_Task directions_
Scan the lines below for the word "salinity". Copy each line you find it in.

_Provided material_
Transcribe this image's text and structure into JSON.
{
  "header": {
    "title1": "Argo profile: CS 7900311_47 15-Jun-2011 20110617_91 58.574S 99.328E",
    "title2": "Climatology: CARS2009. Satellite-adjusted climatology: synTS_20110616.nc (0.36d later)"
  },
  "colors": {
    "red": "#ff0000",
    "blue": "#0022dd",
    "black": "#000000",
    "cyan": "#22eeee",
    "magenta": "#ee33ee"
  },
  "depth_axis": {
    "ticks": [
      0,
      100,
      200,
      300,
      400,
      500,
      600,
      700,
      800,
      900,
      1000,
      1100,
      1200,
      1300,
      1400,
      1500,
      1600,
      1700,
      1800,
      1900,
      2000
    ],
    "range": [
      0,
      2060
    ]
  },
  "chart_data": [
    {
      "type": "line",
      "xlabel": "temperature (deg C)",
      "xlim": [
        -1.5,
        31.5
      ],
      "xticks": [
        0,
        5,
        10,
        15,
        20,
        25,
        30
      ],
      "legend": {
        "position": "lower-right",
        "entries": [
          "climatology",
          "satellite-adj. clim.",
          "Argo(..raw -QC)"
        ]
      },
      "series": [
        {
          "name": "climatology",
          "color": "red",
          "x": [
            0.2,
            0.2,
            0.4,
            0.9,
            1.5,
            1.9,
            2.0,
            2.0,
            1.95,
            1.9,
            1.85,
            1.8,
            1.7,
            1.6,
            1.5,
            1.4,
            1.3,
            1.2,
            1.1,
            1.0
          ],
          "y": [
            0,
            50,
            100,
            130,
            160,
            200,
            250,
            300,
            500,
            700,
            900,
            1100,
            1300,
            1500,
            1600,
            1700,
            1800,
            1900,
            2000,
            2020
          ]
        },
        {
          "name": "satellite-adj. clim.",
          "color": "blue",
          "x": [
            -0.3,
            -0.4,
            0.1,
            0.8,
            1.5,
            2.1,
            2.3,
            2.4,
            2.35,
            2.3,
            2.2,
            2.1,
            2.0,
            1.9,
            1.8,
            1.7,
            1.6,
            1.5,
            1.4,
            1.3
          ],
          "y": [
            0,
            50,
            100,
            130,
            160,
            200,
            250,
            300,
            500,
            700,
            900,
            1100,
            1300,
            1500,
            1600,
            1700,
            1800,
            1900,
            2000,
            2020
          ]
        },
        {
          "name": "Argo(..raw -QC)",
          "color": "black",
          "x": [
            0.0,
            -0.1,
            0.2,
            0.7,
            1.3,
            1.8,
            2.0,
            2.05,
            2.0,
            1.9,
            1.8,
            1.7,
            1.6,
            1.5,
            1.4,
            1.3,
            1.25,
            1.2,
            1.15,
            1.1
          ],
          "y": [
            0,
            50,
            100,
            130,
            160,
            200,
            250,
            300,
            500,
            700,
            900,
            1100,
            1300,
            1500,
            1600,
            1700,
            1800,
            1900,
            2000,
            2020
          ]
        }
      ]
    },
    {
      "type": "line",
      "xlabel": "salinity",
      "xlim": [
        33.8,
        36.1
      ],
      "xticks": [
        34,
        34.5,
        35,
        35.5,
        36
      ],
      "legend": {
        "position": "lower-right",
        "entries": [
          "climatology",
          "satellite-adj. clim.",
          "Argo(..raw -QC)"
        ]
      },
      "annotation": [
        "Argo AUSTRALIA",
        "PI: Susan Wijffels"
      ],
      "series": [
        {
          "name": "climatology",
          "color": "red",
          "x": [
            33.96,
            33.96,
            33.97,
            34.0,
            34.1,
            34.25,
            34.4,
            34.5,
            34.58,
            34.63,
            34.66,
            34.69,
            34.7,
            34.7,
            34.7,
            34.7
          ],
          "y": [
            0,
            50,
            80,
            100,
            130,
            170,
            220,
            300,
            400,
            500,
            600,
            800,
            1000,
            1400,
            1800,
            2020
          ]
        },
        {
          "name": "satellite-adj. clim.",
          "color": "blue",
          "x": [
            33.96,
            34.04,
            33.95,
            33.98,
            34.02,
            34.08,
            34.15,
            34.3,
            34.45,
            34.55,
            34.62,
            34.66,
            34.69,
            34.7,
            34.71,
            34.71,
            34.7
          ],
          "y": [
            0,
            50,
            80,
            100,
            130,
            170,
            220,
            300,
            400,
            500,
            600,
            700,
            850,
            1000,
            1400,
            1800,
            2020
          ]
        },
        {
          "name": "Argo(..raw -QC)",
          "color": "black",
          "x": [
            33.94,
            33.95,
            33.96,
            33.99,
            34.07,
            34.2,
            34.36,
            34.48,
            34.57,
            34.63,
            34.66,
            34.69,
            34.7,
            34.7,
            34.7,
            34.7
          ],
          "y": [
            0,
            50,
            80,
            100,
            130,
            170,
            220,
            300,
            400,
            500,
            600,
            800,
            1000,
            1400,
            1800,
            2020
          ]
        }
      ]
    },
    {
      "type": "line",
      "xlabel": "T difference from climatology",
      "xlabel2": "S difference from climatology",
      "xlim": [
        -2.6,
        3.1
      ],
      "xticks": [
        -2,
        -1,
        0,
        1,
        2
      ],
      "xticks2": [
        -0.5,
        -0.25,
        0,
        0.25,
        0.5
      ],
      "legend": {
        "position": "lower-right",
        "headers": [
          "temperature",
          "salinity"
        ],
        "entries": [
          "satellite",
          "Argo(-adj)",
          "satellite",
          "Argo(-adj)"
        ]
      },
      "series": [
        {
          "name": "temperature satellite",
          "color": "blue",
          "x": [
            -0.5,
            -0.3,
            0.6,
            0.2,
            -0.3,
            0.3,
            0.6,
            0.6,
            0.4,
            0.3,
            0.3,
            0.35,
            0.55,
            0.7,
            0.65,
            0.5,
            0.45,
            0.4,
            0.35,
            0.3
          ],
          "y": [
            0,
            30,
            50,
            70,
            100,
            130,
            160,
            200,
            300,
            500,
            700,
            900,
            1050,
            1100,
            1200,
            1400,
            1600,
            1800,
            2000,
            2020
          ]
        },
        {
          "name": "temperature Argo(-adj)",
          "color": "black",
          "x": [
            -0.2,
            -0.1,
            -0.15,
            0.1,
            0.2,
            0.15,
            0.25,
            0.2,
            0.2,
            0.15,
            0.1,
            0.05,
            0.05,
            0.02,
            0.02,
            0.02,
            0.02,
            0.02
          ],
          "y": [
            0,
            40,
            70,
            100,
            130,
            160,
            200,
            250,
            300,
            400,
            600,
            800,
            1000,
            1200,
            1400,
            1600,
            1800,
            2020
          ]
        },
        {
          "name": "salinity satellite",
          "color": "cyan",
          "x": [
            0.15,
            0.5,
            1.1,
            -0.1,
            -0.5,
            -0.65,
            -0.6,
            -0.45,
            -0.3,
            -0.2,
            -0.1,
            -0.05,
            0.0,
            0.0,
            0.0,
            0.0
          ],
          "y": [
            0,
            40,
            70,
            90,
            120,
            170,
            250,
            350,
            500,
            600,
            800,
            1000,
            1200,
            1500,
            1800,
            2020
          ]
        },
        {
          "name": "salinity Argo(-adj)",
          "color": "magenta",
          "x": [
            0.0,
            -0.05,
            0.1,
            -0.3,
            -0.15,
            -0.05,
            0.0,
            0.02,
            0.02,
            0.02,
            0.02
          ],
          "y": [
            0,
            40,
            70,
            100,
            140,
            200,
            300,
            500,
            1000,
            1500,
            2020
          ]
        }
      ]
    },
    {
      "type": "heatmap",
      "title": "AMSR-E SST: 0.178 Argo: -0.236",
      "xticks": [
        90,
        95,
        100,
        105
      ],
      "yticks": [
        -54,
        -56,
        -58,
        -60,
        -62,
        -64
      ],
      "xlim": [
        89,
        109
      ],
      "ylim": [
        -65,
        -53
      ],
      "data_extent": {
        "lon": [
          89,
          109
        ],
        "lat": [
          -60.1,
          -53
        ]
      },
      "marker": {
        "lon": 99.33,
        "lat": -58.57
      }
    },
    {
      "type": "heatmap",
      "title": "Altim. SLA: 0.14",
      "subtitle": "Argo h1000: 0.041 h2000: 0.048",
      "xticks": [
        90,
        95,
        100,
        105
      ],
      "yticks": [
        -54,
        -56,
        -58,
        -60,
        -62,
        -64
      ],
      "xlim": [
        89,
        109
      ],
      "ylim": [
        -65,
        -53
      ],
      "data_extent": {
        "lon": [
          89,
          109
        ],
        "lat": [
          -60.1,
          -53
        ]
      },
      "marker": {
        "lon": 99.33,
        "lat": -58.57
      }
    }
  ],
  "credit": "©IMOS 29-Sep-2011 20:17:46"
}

_Written answer_
      "xlabel": "salinity",
          "salinity"
          "name": "salinity satellite",
          "name": "salinity Argo(-adj)",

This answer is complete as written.